**WHAT YOU NEED TO DO**
Identify the lines that contain the string "title" and report only how many there are.

[Rows from a dataset]
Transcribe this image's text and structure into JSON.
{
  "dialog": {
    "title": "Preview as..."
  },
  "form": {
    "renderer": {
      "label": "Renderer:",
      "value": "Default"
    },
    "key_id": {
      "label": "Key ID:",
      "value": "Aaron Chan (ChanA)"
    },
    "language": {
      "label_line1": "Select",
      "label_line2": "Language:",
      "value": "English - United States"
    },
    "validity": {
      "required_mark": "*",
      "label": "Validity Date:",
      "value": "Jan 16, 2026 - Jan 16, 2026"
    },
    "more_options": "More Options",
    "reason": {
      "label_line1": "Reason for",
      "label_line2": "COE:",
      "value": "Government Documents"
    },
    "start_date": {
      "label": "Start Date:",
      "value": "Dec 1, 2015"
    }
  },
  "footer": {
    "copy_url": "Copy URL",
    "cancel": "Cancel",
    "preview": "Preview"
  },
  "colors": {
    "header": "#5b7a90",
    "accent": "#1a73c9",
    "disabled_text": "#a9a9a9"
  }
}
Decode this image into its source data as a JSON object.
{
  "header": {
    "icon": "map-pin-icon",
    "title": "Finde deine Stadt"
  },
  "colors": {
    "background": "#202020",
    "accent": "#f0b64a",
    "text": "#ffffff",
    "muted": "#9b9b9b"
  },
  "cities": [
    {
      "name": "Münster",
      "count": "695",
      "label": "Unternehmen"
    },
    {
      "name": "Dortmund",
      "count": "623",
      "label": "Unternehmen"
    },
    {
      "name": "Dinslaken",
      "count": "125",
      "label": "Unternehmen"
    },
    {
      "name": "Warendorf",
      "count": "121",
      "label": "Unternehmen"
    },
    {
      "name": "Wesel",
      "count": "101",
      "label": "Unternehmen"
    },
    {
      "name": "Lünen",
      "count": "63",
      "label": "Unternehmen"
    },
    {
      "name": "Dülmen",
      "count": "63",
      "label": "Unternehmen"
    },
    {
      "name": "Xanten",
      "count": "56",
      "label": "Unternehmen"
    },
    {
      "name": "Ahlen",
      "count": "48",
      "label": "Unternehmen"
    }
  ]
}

**SOLVED PROBLEM**
2